Copy each line with the word "name" in it.
##### Supplied records
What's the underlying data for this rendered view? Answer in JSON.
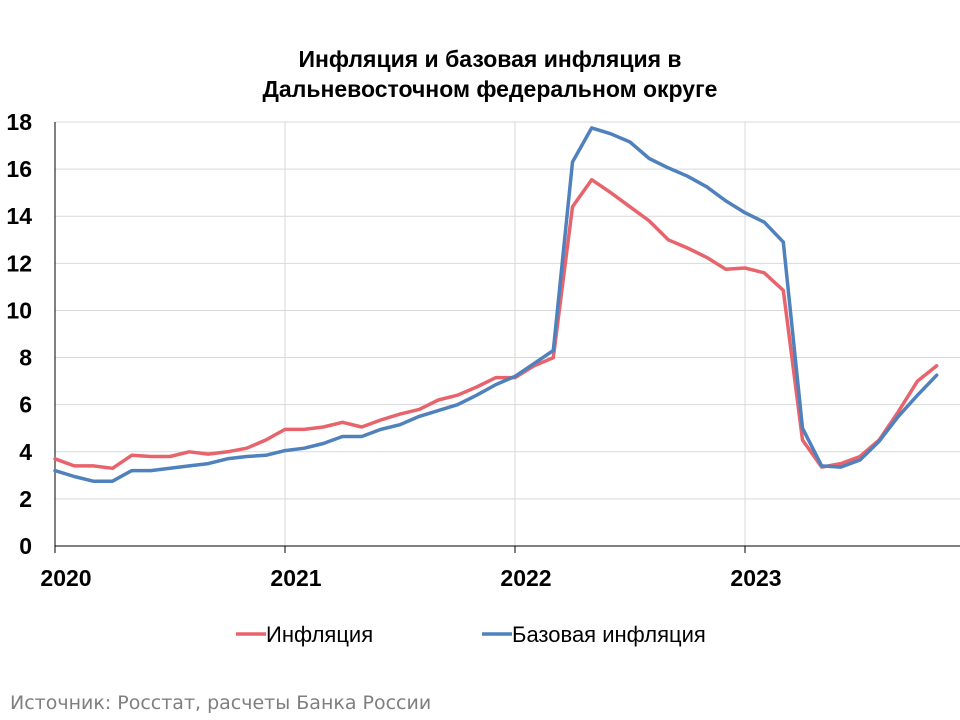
{
  "chart_data": {
    "type": "line",
    "title_line1": "Инфляция и базовая инфляция в",
    "title_line2": "Дальневосточном федеральном округе",
    "xlabel": "",
    "ylabel": "",
    "ylim": [
      0,
      18
    ],
    "yticks": [
      "0",
      "2",
      "4",
      "6",
      "8",
      "10",
      "12",
      "14",
      "16",
      "18"
    ],
    "x_tick_labels": [
      "2020",
      "2021",
      "2022",
      "2023"
    ],
    "grid": true,
    "legend_position": "bottom",
    "x": [
      "2020-01",
      "2020-02",
      "2020-03",
      "2020-04",
      "2020-05",
      "2020-06",
      "2020-07",
      "2020-08",
      "2020-09",
      "2020-10",
      "2020-11",
      "2020-12",
      "2021-01",
      "2021-02",
      "2021-03",
      "2021-04",
      "2021-05",
      "2021-06",
      "2021-07",
      "2021-08",
      "2021-09",
      "2021-10",
      "2021-11",
      "2021-12",
      "2022-01",
      "2022-02",
      "2022-03",
      "2022-04",
      "2022-05",
      "2022-06",
      "2022-07",
      "2022-08",
      "2022-09",
      "2022-10",
      "2022-11",
      "2022-12",
      "2023-01",
      "2023-02",
      "2023-03",
      "2023-04",
      "2023-05",
      "2023-06",
      "2023-07",
      "2023-08",
      "2023-09",
      "2023-10",
      "2023-11"
    ],
    "series": [
      {
        "name": "Инфляция",
        "color": "#e8646c",
        "values": [
          3.7,
          3.4,
          3.4,
          3.3,
          3.85,
          3.8,
          3.8,
          4.0,
          3.9,
          4.0,
          4.15,
          4.5,
          4.95,
          4.95,
          5.05,
          5.25,
          5.05,
          5.35,
          5.6,
          5.8,
          6.2,
          6.4,
          6.75,
          7.15,
          7.15,
          7.65,
          8.0,
          14.4,
          15.55,
          15.0,
          14.4,
          13.8,
          13.0,
          12.65,
          12.25,
          11.75,
          11.8,
          11.6,
          10.85,
          4.5,
          3.35,
          3.5,
          3.8,
          4.5,
          5.7,
          7.0,
          7.65
        ]
      },
      {
        "name": "Базовая инфляция",
        "color": "#4f81bd",
        "values": [
          3.2,
          2.95,
          2.75,
          2.75,
          3.2,
          3.2,
          3.3,
          3.4,
          3.5,
          3.7,
          3.8,
          3.85,
          4.05,
          4.15,
          4.35,
          4.65,
          4.65,
          4.95,
          5.15,
          5.5,
          5.75,
          6.0,
          6.4,
          6.85,
          7.2,
          7.75,
          8.3,
          16.3,
          17.75,
          17.5,
          17.15,
          16.45,
          16.05,
          15.7,
          15.25,
          14.65,
          14.15,
          13.75,
          12.9,
          5.0,
          3.4,
          3.35,
          3.65,
          4.45,
          5.5,
          6.4,
          7.25
        ]
      }
    ]
  },
  "source_text": "Источник: Росстат, расчеты Банка России"
}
##########
#### Output
        "name": "Инфляция",
        "name": "Базовая инфляция",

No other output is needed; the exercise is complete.